> _EXERCISE INPUTS_:
** Begin **
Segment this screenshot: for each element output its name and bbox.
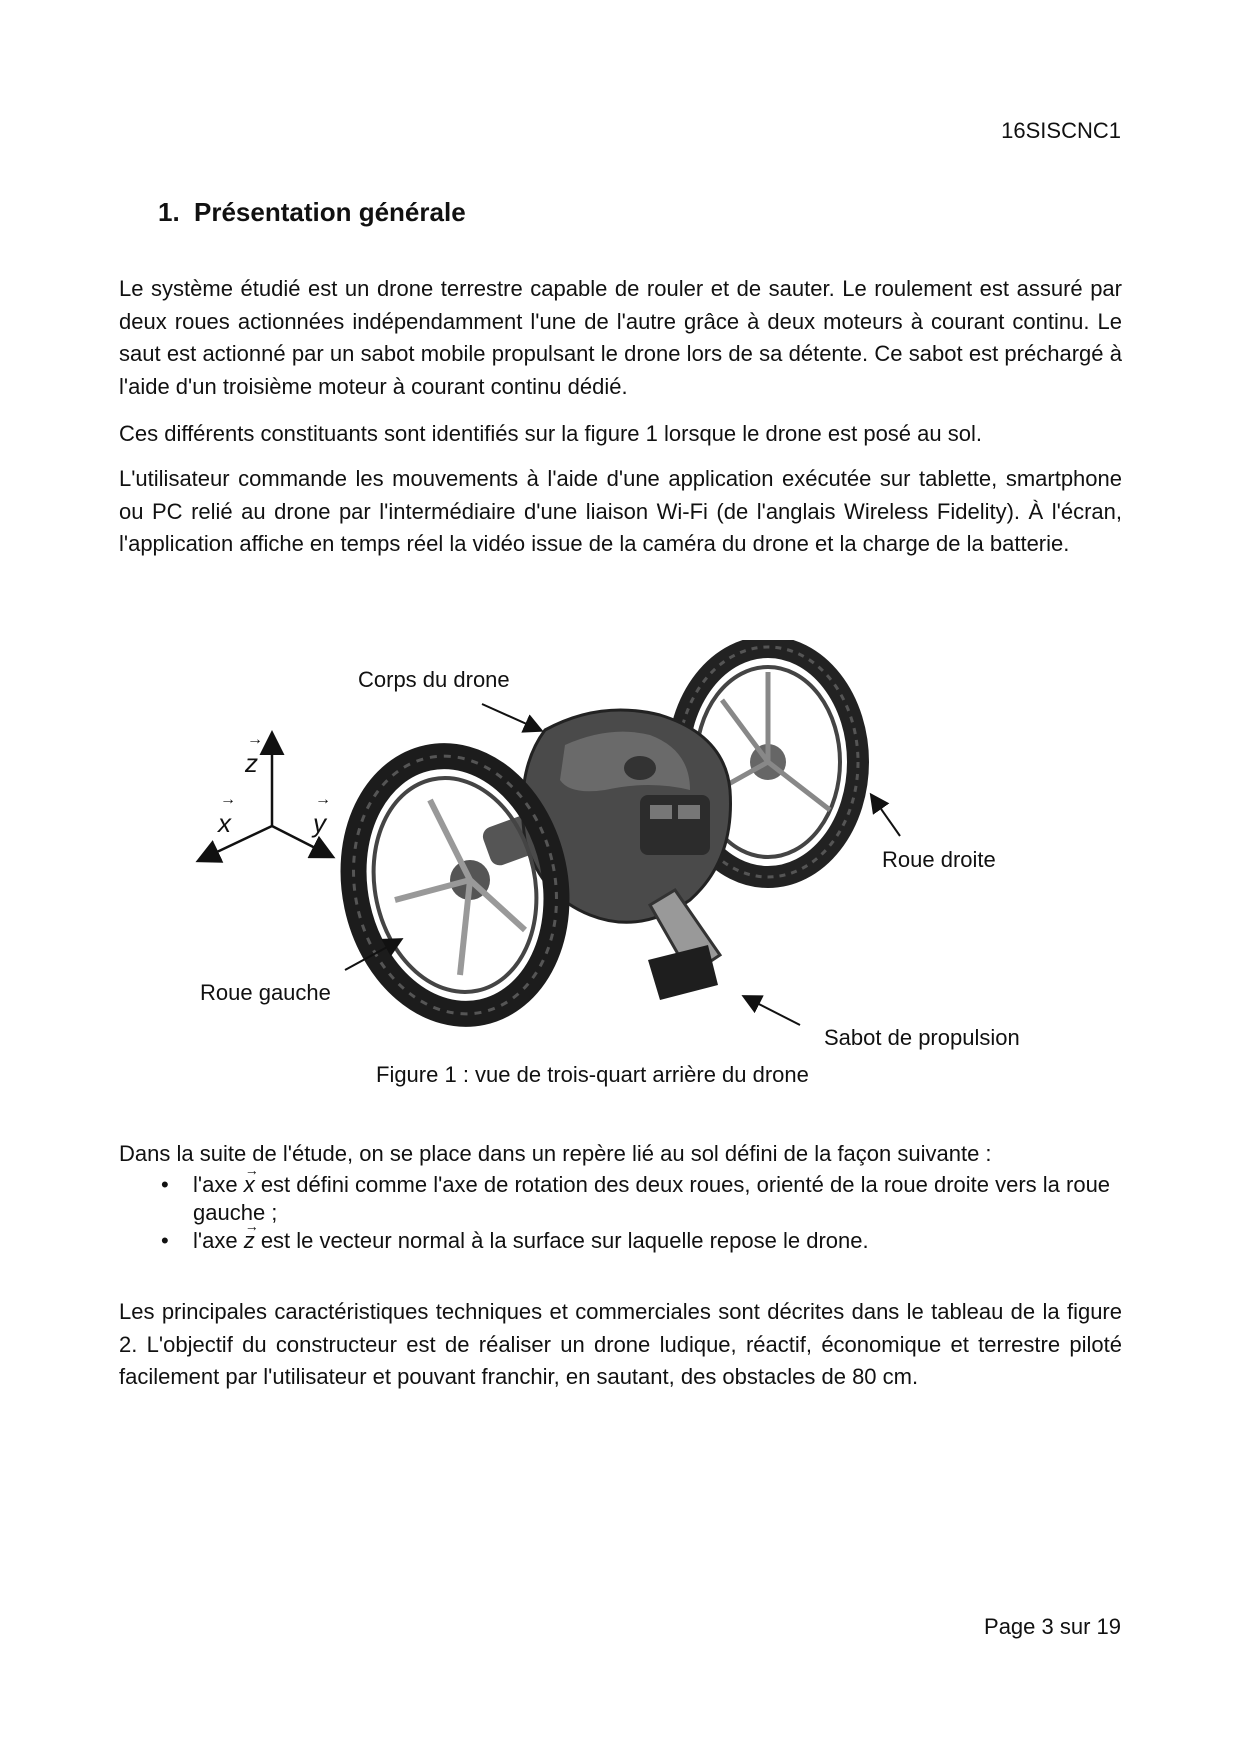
- axis-definition-list: [119, 1171, 1122, 1255]
- axis-label-z: → z: [245, 748, 258, 779]
- axis-label-x: → x: [218, 808, 231, 839]
- label-drone-body: Corps du drone: [358, 667, 510, 692]
- x-axis-arrow: [200, 826, 272, 860]
- bullet-marker: •: [161, 1227, 169, 1253]
- bullet-text-x: est défini comme l'axe de rotation des deux roues, orienté de la roue droite vers la roue gauche ;: [193, 1171, 1111, 1225]
- bullet-prefix: l'axe: [193, 1227, 238, 1253]
- list-item-z-axis: [119, 1227, 1122, 1255]
- page-number: Page 3 sur 19: [984, 1614, 1121, 1639]
- reference-frame-intro: Dans la suite de l'étude, on se place dans un repère lié au sol défini de la façon suivante :: [119, 1141, 992, 1166]
- paragraph-characteristics: Les principales caractéristiques techniques et commerciales sont décrites dans le tableau de la figure 2. L'objectif du constructeur est de réaliser un drone ludique, réactif, économique et terrestre piloté facilement par l'utilisateur et pouvant franchir, en sautant, des obstacles de 80 cm.: [119, 1299, 1122, 1389]
- drone-illustration: [330, 647, 858, 1033]
- paragraph-intro: Le système étudié est un drone terrestre capable de rouler et de sauter. Le roulement est assuré par deux roues actionnées indépendamment l'une de l'autre grâce à deux moteurs à courant continu. Le saut est actionné par un sabot mobile propulsant le drone lors de sa détente. Ce sabot est préchargé à l'aide d'un troisième moteur à courant continu dédié.: [119, 276, 1122, 399]
- bullet-marker: •: [161, 1171, 169, 1197]
- vector-z: → z: [244, 1227, 255, 1255]
- label-propulsion-shoe: Sabot de propulsion: [824, 1025, 1020, 1050]
- axis-label-y: → y: [313, 808, 326, 839]
- bullet-prefix: l'axe: [193, 1171, 238, 1197]
- propulsion-shoe: [648, 890, 720, 1000]
- paragraph-constituents: Ces différents constituants sont identifiés sur la figure 1 lorsque le drone est posé au sol.: [119, 421, 982, 446]
- list-item-x-axis: [119, 1171, 1122, 1227]
- paragraph-user-control: L'utilisateur commande les mouvements à l'aide d'une application exécutée sur tablette, smartphone ou PC relié au drone par l'intermédiaire d'une liaison Wi-Fi (de l'anglais Wireless Fidelity). À l'écran, l'application affiche en temps réel la vidéo issue de la caméra du drone et la charge de la batterie.: [119, 466, 1122, 556]
- figure-caption: Figure 1 : vue de trois-quart arrière du drone: [376, 1062, 809, 1087]
- label-right-wheel: Roue droite: [882, 847, 996, 872]
- paragraph-reference-frame: [119, 1138, 1122, 1255]
- bullet-text-z: est le vecteur normal à la surface sur laquelle repose le drone.: [260, 1227, 869, 1253]
- vector-x: → x: [244, 1171, 255, 1199]
- arrow-right-wheel: [872, 796, 900, 836]
- arrow-shoe: [745, 997, 800, 1025]
- arrow-body: [482, 704, 540, 730]
- drone-figure: [0, 640, 1240, 1070]
- section-title: [158, 197, 466, 228]
- label-left-wheel: Roue gauche: [200, 980, 331, 1005]
- section-title-text: Présentation générale: [194, 197, 466, 227]
- section-number: 1.: [158, 197, 180, 227]
- document-code: 16SISCNC1: [1001, 118, 1121, 143]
** End **
Rewrite the records above, changing every "drone" to "robot" and keeping everything else the same. Leave out the pictures.

Segment this screenshot: for each element output its name and bbox.
- axis-definition-list: [119, 1171, 1122, 1255]
- axis-label-z: → z: [245, 748, 258, 779]
- axis-label-x: → x: [218, 808, 231, 839]
- label-robot-body: Corps du robot: [358, 667, 510, 692]
- x-axis-arrow: [200, 826, 272, 860]
- bullet-marker: •: [161, 1227, 169, 1253]
- bullet-text-x: est défini comme l'axe de rotation des deux roues, orienté de la roue droite vers la roue gauche ;: [193, 1171, 1111, 1225]
- bullet-prefix: l'axe: [193, 1227, 238, 1253]
- list-item-z-axis: [119, 1227, 1122, 1255]
- page-number: Page 3 sur 19: [984, 1614, 1121, 1639]
- reference-frame-intro: Dans la suite de l'étude, on se place dans un repère lié au sol défini de la façon suivante :: [119, 1141, 992, 1166]
- paragraph-characteristics: Les principales caractéristiques techniques et commerciales sont décrites dans le tableau de la figure 2. L'objectif du constructeur est de réaliser un robot ludique, réactif, économique et terrestre piloté facilement par l'utilisateur et pouvant franchir, en sautant, des obstacles de 80 cm.: [119, 1299, 1122, 1389]
- robot-illustration: [330, 647, 858, 1033]
- paragraph-intro: Le système étudié est un robot terrestre capable de rouler et de sauter. Le roulement est assuré par deux roues actionnées indépendamment l'une de l'autre grâce à deux moteurs à courant continu. Le saut est actionné par un sabot mobile propulsant le robot lors de sa détente. Ce sabot est préchargé à l'aide d'un troisième moteur à courant continu dédié.: [119, 276, 1122, 399]
- bullet-marker: •: [161, 1171, 169, 1197]
- vector-z: → z: [244, 1227, 255, 1255]
- label-propulsion-shoe: Sabot de propulsion: [824, 1025, 1020, 1050]
- axis-label-y: → y: [313, 808, 326, 839]
- bullet-prefix: l'axe: [193, 1171, 238, 1197]
- propulsion-shoe: [648, 890, 720, 1000]
- paragraph-constituents: Ces différents constituants sont identifiés sur la figure 1 lorsque le robot est posé au sol.: [119, 421, 982, 446]
- list-item-x-axis: [119, 1171, 1122, 1227]
- paragraph-user-control: L'utilisateur commande les mouvements à l'aide d'une application exécutée sur tablette, smartphone ou PC relié au robot par l'intermédiaire d'une liaison Wi-Fi (de l'anglais Wireless Fidelity). À l'écran, l'application affiche en temps réel la vidéo issue de la caméra du robot et la charge de la batterie.: [119, 466, 1122, 556]
- figure-caption: Figure 1 : vue de trois-quart arrière du robot: [376, 1062, 809, 1087]
- label-right-wheel: Roue droite: [882, 847, 996, 872]
- paragraph-reference-frame: [119, 1138, 1122, 1255]
- bullet-text-z: est le vecteur normal à la surface sur laquelle repose le robot.: [260, 1227, 869, 1253]
- vector-x: → x: [244, 1171, 255, 1199]
- arrow-right-wheel: [872, 796, 900, 836]
- arrow-shoe: [745, 997, 800, 1025]
- arrow-body: [482, 704, 540, 730]
- robot-figure: [0, 640, 1240, 1070]
- section-title: [158, 197, 466, 228]
- label-left-wheel: Roue gauche: [200, 980, 331, 1005]
- section-title-text: Présentation générale: [194, 197, 466, 227]
- section-number: 1.: [158, 197, 180, 227]
- document-code: 16SISCNC1: [1001, 118, 1121, 143]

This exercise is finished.